* [PROBLEM TO WORK ON] Rewrite the lines below, replacing "calculator-icon" with "calc-icon" wherever it occurs and keeping everything else the same. Omit the pictures from your answer.

┌────────

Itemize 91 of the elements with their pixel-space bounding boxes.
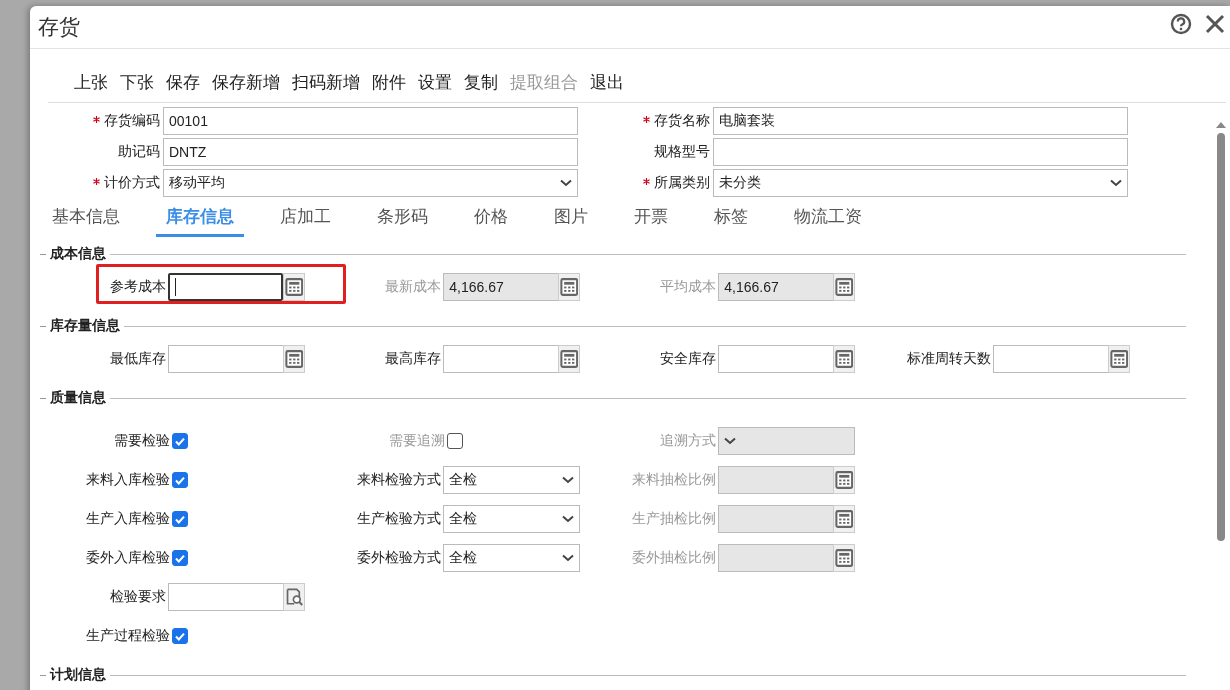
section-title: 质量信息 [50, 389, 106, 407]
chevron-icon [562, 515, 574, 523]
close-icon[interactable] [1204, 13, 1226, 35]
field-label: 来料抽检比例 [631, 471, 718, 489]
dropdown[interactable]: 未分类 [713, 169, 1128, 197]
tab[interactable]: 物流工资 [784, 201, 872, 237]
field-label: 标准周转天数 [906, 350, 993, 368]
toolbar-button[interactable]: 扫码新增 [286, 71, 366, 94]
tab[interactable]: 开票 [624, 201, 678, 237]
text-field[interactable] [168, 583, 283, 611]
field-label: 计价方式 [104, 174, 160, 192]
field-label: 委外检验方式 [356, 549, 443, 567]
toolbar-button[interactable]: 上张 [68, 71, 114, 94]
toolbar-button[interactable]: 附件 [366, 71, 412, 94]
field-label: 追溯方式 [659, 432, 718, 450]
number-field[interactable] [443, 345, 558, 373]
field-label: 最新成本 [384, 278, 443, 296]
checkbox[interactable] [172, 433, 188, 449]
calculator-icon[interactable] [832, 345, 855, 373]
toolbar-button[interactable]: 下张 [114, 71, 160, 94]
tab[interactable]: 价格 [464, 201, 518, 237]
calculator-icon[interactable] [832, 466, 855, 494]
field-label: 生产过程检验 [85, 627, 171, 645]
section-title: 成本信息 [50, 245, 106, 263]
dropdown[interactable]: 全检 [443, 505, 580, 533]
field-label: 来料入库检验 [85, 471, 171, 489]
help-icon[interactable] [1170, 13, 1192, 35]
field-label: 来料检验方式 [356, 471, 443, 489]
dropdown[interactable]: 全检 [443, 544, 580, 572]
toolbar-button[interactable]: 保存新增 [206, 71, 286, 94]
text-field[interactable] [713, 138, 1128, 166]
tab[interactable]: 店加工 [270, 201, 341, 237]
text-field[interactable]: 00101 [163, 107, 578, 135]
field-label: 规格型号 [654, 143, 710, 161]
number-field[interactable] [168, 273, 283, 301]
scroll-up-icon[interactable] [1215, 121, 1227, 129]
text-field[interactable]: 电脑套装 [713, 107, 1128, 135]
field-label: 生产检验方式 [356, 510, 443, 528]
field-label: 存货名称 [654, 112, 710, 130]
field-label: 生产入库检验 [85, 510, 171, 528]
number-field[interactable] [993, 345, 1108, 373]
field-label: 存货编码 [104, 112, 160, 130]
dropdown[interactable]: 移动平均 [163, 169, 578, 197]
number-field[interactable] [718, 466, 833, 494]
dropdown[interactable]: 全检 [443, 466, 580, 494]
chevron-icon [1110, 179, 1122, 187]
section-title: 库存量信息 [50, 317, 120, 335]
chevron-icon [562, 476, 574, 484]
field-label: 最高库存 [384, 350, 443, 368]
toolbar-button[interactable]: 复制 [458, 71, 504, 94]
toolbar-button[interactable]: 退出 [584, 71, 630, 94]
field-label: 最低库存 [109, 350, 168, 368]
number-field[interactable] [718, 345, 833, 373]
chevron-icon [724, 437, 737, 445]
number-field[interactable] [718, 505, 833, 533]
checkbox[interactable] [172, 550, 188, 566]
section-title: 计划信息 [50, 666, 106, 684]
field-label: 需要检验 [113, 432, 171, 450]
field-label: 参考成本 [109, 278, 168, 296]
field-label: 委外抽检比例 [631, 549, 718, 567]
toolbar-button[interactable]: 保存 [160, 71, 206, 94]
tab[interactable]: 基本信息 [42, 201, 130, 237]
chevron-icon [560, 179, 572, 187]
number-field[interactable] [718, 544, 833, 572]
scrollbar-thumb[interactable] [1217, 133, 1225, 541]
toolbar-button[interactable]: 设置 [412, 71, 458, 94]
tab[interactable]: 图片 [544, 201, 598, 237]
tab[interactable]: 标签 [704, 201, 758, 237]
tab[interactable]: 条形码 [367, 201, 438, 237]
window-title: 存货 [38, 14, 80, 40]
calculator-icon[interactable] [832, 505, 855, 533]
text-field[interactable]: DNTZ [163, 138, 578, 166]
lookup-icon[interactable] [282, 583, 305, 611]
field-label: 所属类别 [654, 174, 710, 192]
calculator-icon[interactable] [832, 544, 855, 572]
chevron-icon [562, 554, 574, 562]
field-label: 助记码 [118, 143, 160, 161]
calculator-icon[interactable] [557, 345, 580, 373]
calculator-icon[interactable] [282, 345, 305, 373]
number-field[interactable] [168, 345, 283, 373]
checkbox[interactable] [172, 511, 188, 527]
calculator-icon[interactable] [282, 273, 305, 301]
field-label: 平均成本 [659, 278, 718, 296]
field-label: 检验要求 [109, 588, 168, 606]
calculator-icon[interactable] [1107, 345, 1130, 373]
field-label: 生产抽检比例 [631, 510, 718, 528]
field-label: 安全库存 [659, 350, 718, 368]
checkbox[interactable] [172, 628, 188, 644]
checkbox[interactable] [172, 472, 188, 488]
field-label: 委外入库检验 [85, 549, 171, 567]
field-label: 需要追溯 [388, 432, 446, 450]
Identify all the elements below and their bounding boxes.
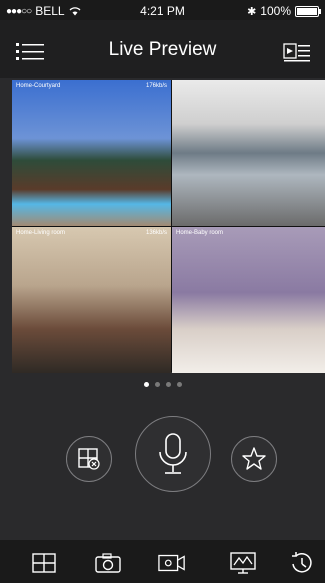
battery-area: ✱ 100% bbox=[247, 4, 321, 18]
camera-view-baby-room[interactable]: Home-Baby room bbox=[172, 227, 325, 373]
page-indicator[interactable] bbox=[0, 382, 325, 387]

└────────

* [EXERCISE RESULT]
Itemize 91 of the elements with their pixel-space bounding boxes.
section-title: 质量信息 [50, 389, 106, 407]
chevron-icon [562, 515, 574, 523]
close-icon[interactable] [1204, 13, 1226, 35]
field-label: 来料抽检比例 [631, 471, 718, 489]
dropdown[interactable]: 未分类 [713, 169, 1128, 197]
tab[interactable]: 物流工资 [784, 201, 872, 237]
field-label: 标准周转天数 [906, 350, 993, 368]
toolbar-button[interactable]: 扫码新增 [286, 71, 366, 94]
tab[interactable]: 开票 [624, 201, 678, 237]
text-field[interactable] [168, 583, 283, 611]
field-label: 计价方式 [104, 174, 160, 192]
field-label: 委外检验方式 [356, 549, 443, 567]
toolbar-button[interactable]: 上张 [68, 71, 114, 94]
toolbar-button[interactable]: 附件 [366, 71, 412, 94]
field-label: 追溯方式 [659, 432, 718, 450]
number-field[interactable] [443, 345, 558, 373]
field-label: 最新成本 [384, 278, 443, 296]
checkbox[interactable] [172, 433, 188, 449]
calc-icon[interactable] [832, 345, 855, 373]
toolbar-button[interactable]: 下张 [114, 71, 160, 94]
tab[interactable]: 价格 [464, 201, 518, 237]
calc-icon[interactable] [832, 466, 855, 494]
field-label: 生产过程检验 [85, 627, 171, 645]
section-title: 成本信息 [50, 245, 106, 263]
dropdown[interactable]: 全检 [443, 505, 580, 533]
field-label: 来料入库检验 [85, 471, 171, 489]
help-icon[interactable] [1170, 13, 1192, 35]
field-label: 来料检验方式 [356, 471, 443, 489]
dropdown[interactable]: 全检 [443, 544, 580, 572]
toolbar-button[interactable]: 保存新增 [206, 71, 286, 94]
text-field[interactable] [713, 138, 1128, 166]
tab[interactable]: 店加工 [270, 201, 341, 237]
text-field[interactable]: 00101 [163, 107, 578, 135]
field-label: 规格型号 [654, 143, 710, 161]
number-field[interactable] [168, 273, 283, 301]
scroll-up-icon[interactable] [1215, 121, 1227, 129]
text-field[interactable]: 电脑套装 [713, 107, 1128, 135]
field-label: 生产检验方式 [356, 510, 443, 528]
field-label: 存货名称 [654, 112, 710, 130]
field-label: 生产入库检验 [85, 510, 171, 528]
number-field[interactable] [993, 345, 1108, 373]
field-label: 存货编码 [104, 112, 160, 130]
dropdown[interactable]: 移动平均 [163, 169, 578, 197]
number-field[interactable] [718, 466, 833, 494]
dropdown[interactable]: 全检 [443, 466, 580, 494]
chevron-icon [1110, 179, 1122, 187]
section-title: 库存量信息 [50, 317, 120, 335]
chevron-icon [562, 476, 574, 484]
field-label: 最高库存 [384, 350, 443, 368]
toolbar-button[interactable]: 复制 [458, 71, 504, 94]
toolbar-button[interactable]: 退出 [584, 71, 630, 94]
field-label: 最低库存 [109, 350, 168, 368]
number-field[interactable] [718, 345, 833, 373]
chevron-icon [724, 437, 737, 445]
number-field[interactable] [718, 505, 833, 533]
checkbox[interactable] [172, 550, 188, 566]
section-title: 计划信息 [50, 666, 106, 684]
field-label: 需要检验 [113, 432, 171, 450]
field-label: 参考成本 [109, 278, 168, 296]
field-label: 委外抽检比例 [631, 549, 718, 567]
toolbar-button[interactable]: 保存 [160, 71, 206, 94]
tab[interactable]: 基本信息 [42, 201, 130, 237]
chevron-icon [560, 179, 572, 187]
number-field[interactable] [718, 544, 833, 572]
scrollbar-thumb[interactable] [1217, 133, 1225, 541]
toolbar-button[interactable]: 设置 [412, 71, 458, 94]
tab[interactable]: 图片 [544, 201, 598, 237]
tab[interactable]: 标签 [704, 201, 758, 237]
tab[interactable]: 条形码 [367, 201, 438, 237]
window-title: 存货 [38, 14, 80, 40]
calc-icon[interactable] [832, 505, 855, 533]
text-field[interactable]: DNTZ [163, 138, 578, 166]
lookup-icon[interactable] [282, 583, 305, 611]
field-label: 所属类别 [654, 174, 710, 192]
calc-icon[interactable] [832, 544, 855, 572]
chevron-icon [562, 554, 574, 562]
field-label: 助记码 [118, 143, 160, 161]
calc-icon[interactable] [557, 345, 580, 373]
calc-icon[interactable] [282, 345, 305, 373]
number-field[interactable] [168, 345, 283, 373]
checkbox[interactable] [172, 511, 188, 527]
calc-icon[interactable] [282, 273, 305, 301]
field-label: 平均成本 [659, 278, 718, 296]
field-label: 检验要求 [109, 588, 168, 606]
calc-icon[interactable] [1107, 345, 1130, 373]
field-label: 生产抽检比例 [631, 510, 718, 528]
field-label: 安全库存 [659, 350, 718, 368]
checkbox[interactable] [172, 628, 188, 644]
checkbox[interactable] [172, 472, 188, 488]
field-label: 委外入库检验 [85, 549, 171, 567]
field-label: 需要追溯 [388, 432, 446, 450]
Identify all the elements below and their bounding boxes.
battery-area: ✱ 100% bbox=[247, 4, 321, 18]
camera-view-baby-room[interactable]: Home-Baby room bbox=[172, 227, 325, 373]
page-indicator[interactable] bbox=[0, 382, 325, 387]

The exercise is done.